- _What the task asks_:
Copy out each line featuring the string "Patrol" from the entries beneath.
┌─ Exercise material
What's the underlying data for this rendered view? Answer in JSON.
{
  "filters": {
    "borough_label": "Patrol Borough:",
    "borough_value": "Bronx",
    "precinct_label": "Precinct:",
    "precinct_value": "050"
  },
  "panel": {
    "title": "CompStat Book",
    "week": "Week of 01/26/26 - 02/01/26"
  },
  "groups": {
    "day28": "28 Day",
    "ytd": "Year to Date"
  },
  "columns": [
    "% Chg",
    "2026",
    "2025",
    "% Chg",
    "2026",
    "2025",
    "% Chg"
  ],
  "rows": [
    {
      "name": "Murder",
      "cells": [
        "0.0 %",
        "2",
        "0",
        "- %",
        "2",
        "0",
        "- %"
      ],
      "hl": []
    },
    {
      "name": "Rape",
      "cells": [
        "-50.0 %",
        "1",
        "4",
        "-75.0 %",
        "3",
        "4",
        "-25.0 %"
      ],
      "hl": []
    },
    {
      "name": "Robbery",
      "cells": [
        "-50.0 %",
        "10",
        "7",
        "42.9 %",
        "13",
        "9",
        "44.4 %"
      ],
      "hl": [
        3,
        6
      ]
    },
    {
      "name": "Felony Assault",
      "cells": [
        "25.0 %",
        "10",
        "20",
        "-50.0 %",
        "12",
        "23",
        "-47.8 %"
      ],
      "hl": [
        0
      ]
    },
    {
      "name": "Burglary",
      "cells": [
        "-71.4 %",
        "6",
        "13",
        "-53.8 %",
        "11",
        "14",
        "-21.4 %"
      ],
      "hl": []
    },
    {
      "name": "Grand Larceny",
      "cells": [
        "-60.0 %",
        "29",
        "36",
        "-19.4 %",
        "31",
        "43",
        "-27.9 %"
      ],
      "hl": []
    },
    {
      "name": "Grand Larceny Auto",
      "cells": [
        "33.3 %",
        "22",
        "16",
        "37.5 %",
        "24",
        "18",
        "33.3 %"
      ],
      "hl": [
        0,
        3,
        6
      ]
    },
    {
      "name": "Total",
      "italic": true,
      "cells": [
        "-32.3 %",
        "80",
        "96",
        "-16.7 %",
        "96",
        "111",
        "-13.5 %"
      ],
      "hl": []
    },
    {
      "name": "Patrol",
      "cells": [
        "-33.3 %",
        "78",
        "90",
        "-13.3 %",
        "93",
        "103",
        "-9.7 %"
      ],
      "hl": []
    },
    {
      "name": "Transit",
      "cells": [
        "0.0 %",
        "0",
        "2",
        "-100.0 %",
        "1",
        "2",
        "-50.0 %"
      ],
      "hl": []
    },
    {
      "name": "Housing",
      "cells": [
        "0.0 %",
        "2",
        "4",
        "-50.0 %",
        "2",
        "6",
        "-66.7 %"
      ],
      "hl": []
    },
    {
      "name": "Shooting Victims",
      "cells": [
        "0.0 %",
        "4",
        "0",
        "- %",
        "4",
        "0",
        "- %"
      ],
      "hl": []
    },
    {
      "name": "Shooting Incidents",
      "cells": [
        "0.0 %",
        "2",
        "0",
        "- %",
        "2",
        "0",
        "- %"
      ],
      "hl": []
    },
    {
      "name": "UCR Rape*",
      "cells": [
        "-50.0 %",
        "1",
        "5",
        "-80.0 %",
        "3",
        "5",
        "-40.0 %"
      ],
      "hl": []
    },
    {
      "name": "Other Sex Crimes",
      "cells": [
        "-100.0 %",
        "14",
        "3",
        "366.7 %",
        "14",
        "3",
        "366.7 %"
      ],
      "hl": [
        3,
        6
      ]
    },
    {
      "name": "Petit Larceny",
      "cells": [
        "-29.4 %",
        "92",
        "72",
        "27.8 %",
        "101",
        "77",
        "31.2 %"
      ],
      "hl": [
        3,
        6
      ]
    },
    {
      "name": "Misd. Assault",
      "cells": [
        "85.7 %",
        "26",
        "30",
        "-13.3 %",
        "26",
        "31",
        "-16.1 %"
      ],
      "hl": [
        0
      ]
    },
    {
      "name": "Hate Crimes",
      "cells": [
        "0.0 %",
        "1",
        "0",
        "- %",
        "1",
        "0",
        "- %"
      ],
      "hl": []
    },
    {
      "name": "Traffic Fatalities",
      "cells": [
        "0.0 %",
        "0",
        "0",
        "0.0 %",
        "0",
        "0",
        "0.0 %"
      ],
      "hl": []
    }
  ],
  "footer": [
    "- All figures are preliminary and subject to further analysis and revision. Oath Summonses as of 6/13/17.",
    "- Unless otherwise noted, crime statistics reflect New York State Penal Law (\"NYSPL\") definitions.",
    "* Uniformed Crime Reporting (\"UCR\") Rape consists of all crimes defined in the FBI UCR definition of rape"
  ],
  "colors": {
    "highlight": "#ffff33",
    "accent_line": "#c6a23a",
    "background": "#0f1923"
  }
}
└─
- _The response_:
    "borough_label": "Patrol Borough:",
      "name": "Patrol",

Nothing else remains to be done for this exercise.